*Structured figure records*:
------------------------------------------------------------
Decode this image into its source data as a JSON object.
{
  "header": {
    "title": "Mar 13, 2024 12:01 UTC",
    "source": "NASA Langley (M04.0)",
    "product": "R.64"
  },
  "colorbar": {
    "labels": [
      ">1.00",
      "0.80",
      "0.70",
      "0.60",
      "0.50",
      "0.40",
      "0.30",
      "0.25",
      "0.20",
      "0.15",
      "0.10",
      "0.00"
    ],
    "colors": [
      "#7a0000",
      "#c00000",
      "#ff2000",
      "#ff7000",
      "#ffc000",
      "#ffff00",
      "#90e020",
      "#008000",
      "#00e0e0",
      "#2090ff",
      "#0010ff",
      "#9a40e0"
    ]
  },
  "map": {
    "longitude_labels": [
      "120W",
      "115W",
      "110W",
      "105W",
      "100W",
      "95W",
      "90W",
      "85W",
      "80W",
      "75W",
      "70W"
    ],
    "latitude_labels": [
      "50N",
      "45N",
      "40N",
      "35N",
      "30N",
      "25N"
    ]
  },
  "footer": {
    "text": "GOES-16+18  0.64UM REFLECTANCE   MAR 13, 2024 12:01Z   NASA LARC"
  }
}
------------------------------------------------------------
Print the whole listing again, exactly.

*Completed task*:
Decode this image into its source data as a JSON object.
{
  "header": {
    "title": "Mar 13, 2024 12:01 UTC",
    "source": "NASA Langley (M04.0)",
    "product": "R.64"
  },
  "colorbar": {
    "labels": [
      ">1.00",
      "0.80",
      "0.70",
      "0.60",
      "0.50",
      "0.40",
      "0.30",
      "0.25",
      "0.20",
      "0.15",
      "0.10",
      "0.00"
    ],
    "colors": [
      "#7a0000",
      "#c00000",
      "#ff2000",
      "#ff7000",
      "#ffc000",
      "#ffff00",
      "#90e020",
      "#008000",
      "#00e0e0",
      "#2090ff",
      "#0010ff",
      "#9a40e0"
    ]
  },
  "map": {
    "longitude_labels": [
      "120W",
      "115W",
      "110W",
      "105W",
      "100W",
      "95W",
      "90W",
      "85W",
      "80W",
      "75W",
      "70W"
    ],
    "latitude_labels": [
      "50N",
      "45N",
      "40N",
      "35N",
      "30N",
      "25N"
    ]
  },
  "footer": {
    "text": "GOES-16+18  0.64UM REFLECTANCE   MAR 13, 2024 12:01Z   NASA LARC"
  }
}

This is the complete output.